## Exercise aim
Write out each line beneath this one exactly as it reads.

## Records to process
......

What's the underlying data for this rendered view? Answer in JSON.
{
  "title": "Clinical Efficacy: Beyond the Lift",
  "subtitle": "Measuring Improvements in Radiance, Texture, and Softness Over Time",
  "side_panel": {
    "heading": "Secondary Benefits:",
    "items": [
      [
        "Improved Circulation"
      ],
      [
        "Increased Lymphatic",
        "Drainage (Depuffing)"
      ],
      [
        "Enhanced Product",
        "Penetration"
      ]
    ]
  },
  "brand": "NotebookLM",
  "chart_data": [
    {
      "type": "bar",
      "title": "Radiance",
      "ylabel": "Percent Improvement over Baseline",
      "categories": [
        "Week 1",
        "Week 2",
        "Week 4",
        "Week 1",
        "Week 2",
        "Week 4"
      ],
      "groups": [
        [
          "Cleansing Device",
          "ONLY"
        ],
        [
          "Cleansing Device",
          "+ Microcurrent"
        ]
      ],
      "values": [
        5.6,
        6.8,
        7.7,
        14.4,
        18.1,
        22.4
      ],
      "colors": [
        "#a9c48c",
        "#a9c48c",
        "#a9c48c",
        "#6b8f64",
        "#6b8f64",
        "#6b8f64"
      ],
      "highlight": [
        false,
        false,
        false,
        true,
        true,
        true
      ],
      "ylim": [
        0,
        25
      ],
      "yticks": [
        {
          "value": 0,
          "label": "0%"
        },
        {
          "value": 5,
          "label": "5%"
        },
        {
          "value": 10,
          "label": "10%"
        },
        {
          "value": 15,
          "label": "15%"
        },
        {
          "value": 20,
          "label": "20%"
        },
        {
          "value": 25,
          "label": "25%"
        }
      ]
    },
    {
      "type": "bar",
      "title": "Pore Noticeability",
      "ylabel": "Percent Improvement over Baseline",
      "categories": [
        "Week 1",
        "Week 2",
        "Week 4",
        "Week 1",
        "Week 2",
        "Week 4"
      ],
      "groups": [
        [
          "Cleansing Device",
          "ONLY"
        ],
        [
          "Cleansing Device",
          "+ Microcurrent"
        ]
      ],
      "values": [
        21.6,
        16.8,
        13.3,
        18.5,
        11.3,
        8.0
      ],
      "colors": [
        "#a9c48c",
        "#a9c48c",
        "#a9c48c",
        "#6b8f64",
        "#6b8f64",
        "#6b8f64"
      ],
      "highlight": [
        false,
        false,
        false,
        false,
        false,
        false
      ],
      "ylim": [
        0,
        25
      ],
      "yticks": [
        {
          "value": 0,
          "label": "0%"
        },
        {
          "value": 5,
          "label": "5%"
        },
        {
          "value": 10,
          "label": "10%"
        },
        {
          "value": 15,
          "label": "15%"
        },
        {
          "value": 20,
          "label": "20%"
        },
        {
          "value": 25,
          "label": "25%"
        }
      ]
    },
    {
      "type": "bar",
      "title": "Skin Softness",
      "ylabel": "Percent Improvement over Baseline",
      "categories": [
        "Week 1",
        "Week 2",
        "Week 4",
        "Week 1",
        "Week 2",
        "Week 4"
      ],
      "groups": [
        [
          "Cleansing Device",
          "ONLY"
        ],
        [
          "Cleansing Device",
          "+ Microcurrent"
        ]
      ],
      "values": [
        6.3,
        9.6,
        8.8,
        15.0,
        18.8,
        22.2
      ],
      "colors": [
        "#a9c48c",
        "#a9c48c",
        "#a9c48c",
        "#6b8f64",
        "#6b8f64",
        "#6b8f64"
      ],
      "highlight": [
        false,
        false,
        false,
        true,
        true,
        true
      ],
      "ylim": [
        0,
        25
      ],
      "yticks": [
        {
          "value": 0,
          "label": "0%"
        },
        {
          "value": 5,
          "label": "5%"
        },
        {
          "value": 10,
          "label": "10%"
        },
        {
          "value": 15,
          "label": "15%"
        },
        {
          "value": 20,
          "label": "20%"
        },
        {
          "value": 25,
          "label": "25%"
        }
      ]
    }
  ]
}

......

## Solution to this task
What's the underlying data for this rendered view? Answer in JSON.
{
  "title": "Clinical Efficacy: Beyond the Lift",
  "subtitle": "Measuring Improvements in Radiance, Texture, and Softness Over Time",
  "side_panel": {
    "heading": "Secondary Benefits:",
    "items": [
      [
        "Improved Circulation"
      ],
      [
        "Increased Lymphatic",
        "Drainage (Depuffing)"
      ],
      [
        "Enhanced Product",
        "Penetration"
      ]
    ]
  },
  "brand": "NotebookLM",
  "chart_data": [
    {
      "type": "bar",
      "title": "Radiance",
      "ylabel": "Percent Improvement over Baseline",
      "categories": [
        "Week 1",
        "Week 2",
        "Week 4",
        "Week 1",
        "Week 2",
        "Week 4"
      ],
      "groups": [
        [
          "Cleansing Device",
          "ONLY"
        ],
        [
          "Cleansing Device",
          "+ Microcurrent"
        ]
      ],
      "values": [
        5.6,
        6.8,
        7.7,
        14.4,
        18.1,
        22.4
      ],
      "colors": [
        "#a9c48c",
        "#a9c48c",
        "#a9c48c",
        "#6b8f64",
        "#6b8f64",
        "#6b8f64"
      ],
      "highlight": [
        false,
        false,
        false,
        true,
        true,
        true
      ],
      "ylim": [
        0,
        25
      ],
      "yticks": [
        {
          "value": 0,
          "label": "0%"
        },
        {
          "value": 5,
          "label": "5%"
        },
        {
          "value": 10,
          "label": "10%"
        },
        {
          "value": 15,
          "label": "15%"
        },
        {
          "value": 20,
          "label": "20%"
        },
        {
          "value": 25,
          "label": "25%"
        }
      ]
    },
    {
      "type": "bar",
      "title": "Pore Noticeability",
      "ylabel": "Percent Improvement over Baseline",
      "categories": [
        "Week 1",
        "Week 2",
        "Week 4",
        "Week 1",
        "Week 2",
        "Week 4"
      ],
      "groups": [
        [
          "Cleansing Device",
          "ONLY"
        ],
        [
          "Cleansing Device",
          "+ Microcurrent"
        ]
      ],
      "values": [
        21.6,
        16.8,
        13.3,
        18.5,
        11.3,
        8.0
      ],
      "colors": [
        "#a9c48c",
        "#a9c48c",
        "#a9c48c",
        "#6b8f64",
        "#6b8f64",
        "#6b8f64"
      ],
      "highlight": [
        false,
        false,
        false,
        false,
        false,
        false
      ],
      "ylim": [
        0,
        25
      ],
      "yticks": [
        {
          "value": 0,
          "label": "0%"
        },
        {
          "value": 5,
          "label": "5%"
        },
        {
          "value": 10,
          "label": "10%"
        },
        {
          "value": 15,
          "label": "15%"
        },
        {
          "value": 20,
          "label": "20%"
        },
        {
          "value": 25,
          "label": "25%"
        }
      ]
    },
    {
      "type": "bar",
      "title": "Skin Softness",
      "ylabel": "Percent Improvement over Baseline",
      "categories": [
        "Week 1",
        "Week 2",
        "Week 4",
        "Week 1",
        "Week 2",
        "Week 4"
      ],
      "groups": [
        [
          "Cleansing Device",
          "ONLY"
        ],
        [
          "Cleansing Device",
          "+ Microcurrent"
        ]
      ],
      "values": [
        6.3,
        9.6,
        8.8,
        15.0,
        18.8,
        22.2
      ],
      "colors": [
        "#a9c48c",
        "#a9c48c",
        "#a9c48c",
        "#6b8f64",
        "#6b8f64",
        "#6b8f64"
      ],
      "highlight": [
        false,
        false,
        false,
        true,
        true,
        true
      ],
      "ylim": [
        0,
        25
      ],
      "yticks": [
        {
          "value": 0,
          "label": "0%"
        },
        {
          "value": 5,
          "label": "5%"
        },
        {
          "value": 10,
          "label": "10%"
        },
        {
          "value": 15,
          "label": "15%"
        },
        {
          "value": 20,
          "label": "20%"
        },
        {
          "value": 25,
          "label": "25%"
        }
      ]
    }
  ]
}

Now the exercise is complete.